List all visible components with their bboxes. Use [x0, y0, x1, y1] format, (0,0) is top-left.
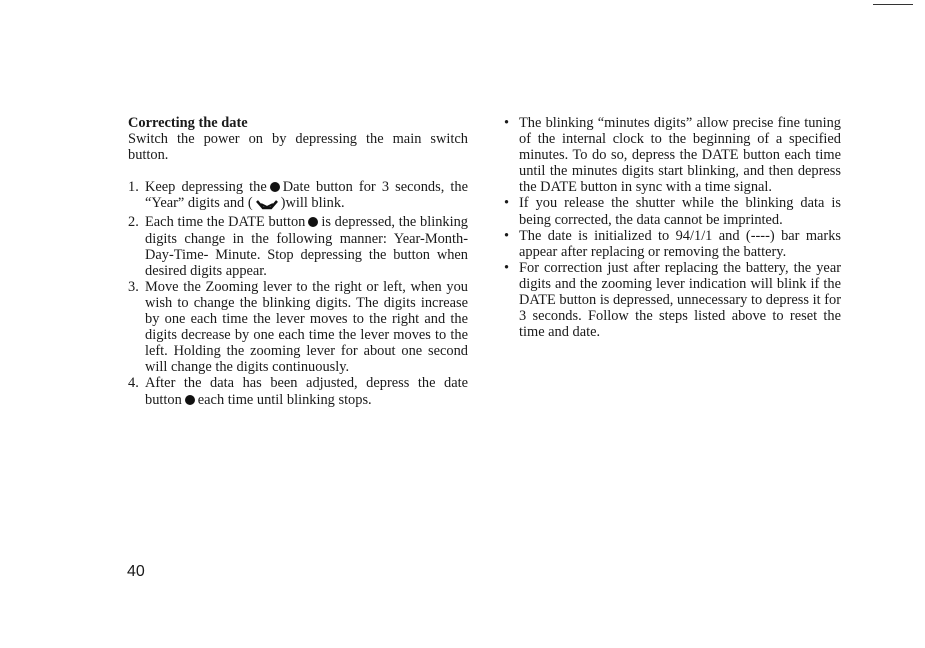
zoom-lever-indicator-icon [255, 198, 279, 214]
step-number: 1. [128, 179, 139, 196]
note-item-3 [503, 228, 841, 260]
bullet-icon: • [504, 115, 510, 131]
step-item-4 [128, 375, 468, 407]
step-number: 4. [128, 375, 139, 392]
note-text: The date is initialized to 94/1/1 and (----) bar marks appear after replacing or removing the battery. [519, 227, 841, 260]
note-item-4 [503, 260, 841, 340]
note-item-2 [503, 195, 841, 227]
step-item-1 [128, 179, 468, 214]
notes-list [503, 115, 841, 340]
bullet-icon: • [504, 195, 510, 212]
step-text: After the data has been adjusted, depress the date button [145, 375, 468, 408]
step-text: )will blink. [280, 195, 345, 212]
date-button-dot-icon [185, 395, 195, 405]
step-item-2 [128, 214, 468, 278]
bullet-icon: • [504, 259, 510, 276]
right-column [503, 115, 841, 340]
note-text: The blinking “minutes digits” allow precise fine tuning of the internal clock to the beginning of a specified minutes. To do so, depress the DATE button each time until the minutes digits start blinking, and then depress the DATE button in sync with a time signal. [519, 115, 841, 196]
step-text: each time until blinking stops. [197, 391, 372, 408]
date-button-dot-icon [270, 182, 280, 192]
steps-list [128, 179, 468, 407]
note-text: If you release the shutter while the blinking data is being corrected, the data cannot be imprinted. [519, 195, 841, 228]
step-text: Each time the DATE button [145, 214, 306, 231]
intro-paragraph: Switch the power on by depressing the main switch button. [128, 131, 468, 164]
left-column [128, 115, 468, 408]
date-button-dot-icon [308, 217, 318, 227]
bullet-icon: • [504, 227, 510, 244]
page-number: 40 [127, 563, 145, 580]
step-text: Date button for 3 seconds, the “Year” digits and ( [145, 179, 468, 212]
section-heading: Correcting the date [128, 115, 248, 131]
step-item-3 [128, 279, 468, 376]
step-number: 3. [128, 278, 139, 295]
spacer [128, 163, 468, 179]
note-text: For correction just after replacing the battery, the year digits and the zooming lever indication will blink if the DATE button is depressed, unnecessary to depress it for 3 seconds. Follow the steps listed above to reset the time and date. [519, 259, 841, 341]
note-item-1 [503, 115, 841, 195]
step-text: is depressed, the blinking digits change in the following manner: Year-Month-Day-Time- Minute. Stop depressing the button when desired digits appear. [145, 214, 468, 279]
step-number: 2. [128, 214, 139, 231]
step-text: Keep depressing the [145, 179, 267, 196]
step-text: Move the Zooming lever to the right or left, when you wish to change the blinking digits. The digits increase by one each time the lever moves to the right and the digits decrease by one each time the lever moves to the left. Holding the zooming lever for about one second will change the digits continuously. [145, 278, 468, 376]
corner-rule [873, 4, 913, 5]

_WHAT IS EXPECTED_
Reproduce the stretch of rows from the line containing "zoom-lever-indicator-icon [255, 198, 279, 214]" through the line containing "spacer [128, 163, 468, 179]", substituting "flashing" for "blinking" and changing nothing else. Give only those lines.

_SOLUTION BELOW_
zoom-lever-indicator-icon [255, 198, 279, 214]
step-number: 1. [128, 179, 139, 196]
note-item-3 [503, 228, 841, 260]
bullet-icon: • [504, 115, 510, 131]
step-item-4 [128, 375, 468, 407]
step-number: 4. [128, 375, 139, 392]
note-text: The date is initialized to 94/1/1 and (----) bar marks appear after replacing or removing the battery. [519, 227, 841, 260]
note-item-4 [503, 260, 841, 340]
note-item-2 [503, 195, 841, 227]
step-item-1 [128, 179, 468, 214]
notes-list [503, 115, 841, 340]
bullet-icon: • [504, 195, 510, 212]
step-text: After the data has been adjusted, depress the date button [145, 375, 468, 408]
step-text: )will blink. [280, 195, 345, 212]
date-button-dot-icon [185, 395, 195, 405]
step-item-2 [128, 214, 468, 278]
bullet-icon: • [504, 259, 510, 276]
right-column [503, 115, 841, 340]
note-text: The flashing “minutes digits” allow precise fine tuning of the internal clock to the beginning of a specified minutes. To do so, depress the DATE button each time until the minutes digits start flashing, and then depress the DATE button in sync with a time signal. [519, 115, 841, 196]
step-text: each time until flashing stops. [197, 391, 372, 408]
date-button-dot-icon [270, 182, 280, 192]
steps-list [128, 179, 468, 407]
note-text: If you release the shutter while the flashing data is being corrected, the data cannot be imprinted. [519, 195, 841, 228]
step-text: Each time the DATE button [145, 214, 306, 231]
intro-paragraph: Switch the power on by depressing the main switch button. [128, 131, 468, 164]
left-column [128, 115, 468, 408]
date-button-dot-icon [308, 217, 318, 227]
bullet-icon: • [504, 227, 510, 244]
page-number: 40 [127, 563, 145, 580]
step-text: Date button for 3 seconds, the “Year” digits and ( [145, 179, 468, 212]
section-heading: Correcting the date [128, 115, 248, 131]
step-item-3 [128, 279, 468, 376]
step-number: 3. [128, 278, 139, 295]
spacer [128, 163, 468, 179]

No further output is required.